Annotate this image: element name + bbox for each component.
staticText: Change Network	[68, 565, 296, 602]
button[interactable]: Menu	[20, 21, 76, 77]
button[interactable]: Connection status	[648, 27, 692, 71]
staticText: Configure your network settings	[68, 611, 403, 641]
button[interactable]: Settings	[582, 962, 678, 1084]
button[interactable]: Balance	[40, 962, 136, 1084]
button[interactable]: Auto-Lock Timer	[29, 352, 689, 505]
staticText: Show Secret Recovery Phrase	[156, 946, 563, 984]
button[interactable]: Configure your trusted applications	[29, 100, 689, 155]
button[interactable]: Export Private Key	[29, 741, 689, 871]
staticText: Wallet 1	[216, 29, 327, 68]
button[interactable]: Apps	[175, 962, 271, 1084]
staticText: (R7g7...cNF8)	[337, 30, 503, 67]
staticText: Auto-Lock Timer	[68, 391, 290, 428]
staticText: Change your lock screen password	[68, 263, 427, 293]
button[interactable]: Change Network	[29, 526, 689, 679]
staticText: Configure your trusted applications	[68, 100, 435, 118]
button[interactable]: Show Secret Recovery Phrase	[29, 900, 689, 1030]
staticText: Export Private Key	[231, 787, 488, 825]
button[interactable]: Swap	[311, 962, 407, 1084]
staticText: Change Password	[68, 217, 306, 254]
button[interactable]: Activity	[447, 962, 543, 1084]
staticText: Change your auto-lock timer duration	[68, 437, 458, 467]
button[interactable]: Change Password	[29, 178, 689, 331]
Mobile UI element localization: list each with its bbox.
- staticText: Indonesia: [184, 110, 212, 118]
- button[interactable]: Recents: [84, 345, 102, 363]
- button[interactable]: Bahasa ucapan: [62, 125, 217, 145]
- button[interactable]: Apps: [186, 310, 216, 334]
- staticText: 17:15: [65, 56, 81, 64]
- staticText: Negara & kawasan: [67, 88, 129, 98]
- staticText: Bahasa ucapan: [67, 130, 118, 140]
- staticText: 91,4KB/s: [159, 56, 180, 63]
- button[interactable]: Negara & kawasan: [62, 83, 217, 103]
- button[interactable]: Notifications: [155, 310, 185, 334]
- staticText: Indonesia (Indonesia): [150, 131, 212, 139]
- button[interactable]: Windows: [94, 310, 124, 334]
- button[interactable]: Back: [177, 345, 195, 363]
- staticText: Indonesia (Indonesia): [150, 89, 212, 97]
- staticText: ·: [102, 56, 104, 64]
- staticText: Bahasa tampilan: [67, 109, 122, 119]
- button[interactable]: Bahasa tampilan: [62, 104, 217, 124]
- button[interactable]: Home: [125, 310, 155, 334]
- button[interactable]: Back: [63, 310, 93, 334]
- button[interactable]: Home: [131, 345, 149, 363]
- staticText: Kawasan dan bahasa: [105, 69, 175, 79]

____

▶ [PROMPT]: Copy the lines of the material above, from the first line up to and including the line with "staticText: Configure your network", and reproduce them without any change.

▶ [RESPONSE TO THE EXERCISE]:
Annotate this image: element name + bbox for each component.
staticText: Change Network	[68, 565, 296, 602]
button[interactable]: Menu	[20, 21, 76, 77]
button[interactable]: Connection status	[648, 27, 692, 71]
staticText: Configure your network settings	[68, 611, 403, 641]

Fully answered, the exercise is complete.